Stored data
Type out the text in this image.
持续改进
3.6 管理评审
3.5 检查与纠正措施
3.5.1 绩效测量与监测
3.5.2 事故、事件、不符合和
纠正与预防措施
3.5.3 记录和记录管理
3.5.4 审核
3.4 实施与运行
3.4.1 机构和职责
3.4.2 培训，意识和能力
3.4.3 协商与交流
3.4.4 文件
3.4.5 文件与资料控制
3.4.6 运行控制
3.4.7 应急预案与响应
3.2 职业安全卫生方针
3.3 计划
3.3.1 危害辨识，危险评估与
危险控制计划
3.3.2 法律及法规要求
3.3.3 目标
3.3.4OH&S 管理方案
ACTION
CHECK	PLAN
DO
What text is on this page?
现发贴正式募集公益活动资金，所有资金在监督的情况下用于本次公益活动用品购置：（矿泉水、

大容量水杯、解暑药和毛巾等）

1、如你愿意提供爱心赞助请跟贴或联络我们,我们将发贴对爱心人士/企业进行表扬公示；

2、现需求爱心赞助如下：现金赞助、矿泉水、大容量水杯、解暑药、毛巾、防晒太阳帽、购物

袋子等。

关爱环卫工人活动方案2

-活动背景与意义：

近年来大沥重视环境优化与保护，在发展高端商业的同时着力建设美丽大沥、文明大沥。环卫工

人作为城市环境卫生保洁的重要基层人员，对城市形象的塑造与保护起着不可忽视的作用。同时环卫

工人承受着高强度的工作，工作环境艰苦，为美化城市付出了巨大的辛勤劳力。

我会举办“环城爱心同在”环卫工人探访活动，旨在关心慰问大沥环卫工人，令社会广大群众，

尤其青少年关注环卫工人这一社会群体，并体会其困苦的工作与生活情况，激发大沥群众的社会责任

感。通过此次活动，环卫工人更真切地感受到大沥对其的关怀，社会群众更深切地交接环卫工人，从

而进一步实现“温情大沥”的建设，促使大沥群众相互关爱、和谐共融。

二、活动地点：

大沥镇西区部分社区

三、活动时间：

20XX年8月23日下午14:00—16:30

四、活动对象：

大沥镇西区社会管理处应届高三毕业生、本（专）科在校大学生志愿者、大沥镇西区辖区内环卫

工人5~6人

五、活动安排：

◆ **EXERCISE**:
Your task is to reproduce, exactly and exclusively, the lines from the one holding "What text is on this page?" through the final line of the listing.

◆ **RESULT OF THIS TASK**:
What text is on this page?
现发贴正式募集公益活动资金，所有资金在监督的情况下用于本次公益活动用品购置：（矿泉水、

大容量水杯、解暑药和毛巾等）

1、如你愿意提供爱心赞助请跟贴或联络我们,我们将发贴对爱心人士/企业进行表扬公示；

2、现需求爱心赞助如下：现金赞助、矿泉水、大容量水杯、解暑药、毛巾、防晒太阳帽、购物

袋子等。

关爱环卫工人活动方案2

-活动背景与意义：

近年来大沥重视环境优化与保护，在发展高端商业的同时着力建设美丽大沥、文明大沥。环卫工

人作为城市环境卫生保洁的重要基层人员，对城市形象的塑造与保护起着不可忽视的作用。同时环卫

工人承受着高强度的工作，工作环境艰苦，为美化城市付出了巨大的辛勤劳力。

我会举办“环城爱心同在”环卫工人探访活动，旨在关心慰问大沥环卫工人，令社会广大群众，

尤其青少年关注环卫工人这一社会群体，并体会其困苦的工作与生活情况，激发大沥群众的社会责任

感。通过此次活动，环卫工人更真切地感受到大沥对其的关怀，社会群众更深切地交接环卫工人，从

而进一步实现“温情大沥”的建设，促使大沥群众相互关爱、和谐共融。

二、活动地点：

大沥镇西区部分社区

三、活动时间：

20XX年8月23日下午14:00—16:30

四、活动对象：

大沥镇西区社会管理处应届高三毕业生、本（专）科在校大学生志愿者、大沥镇西区辖区内环卫

工人5~6人

五、活动安排：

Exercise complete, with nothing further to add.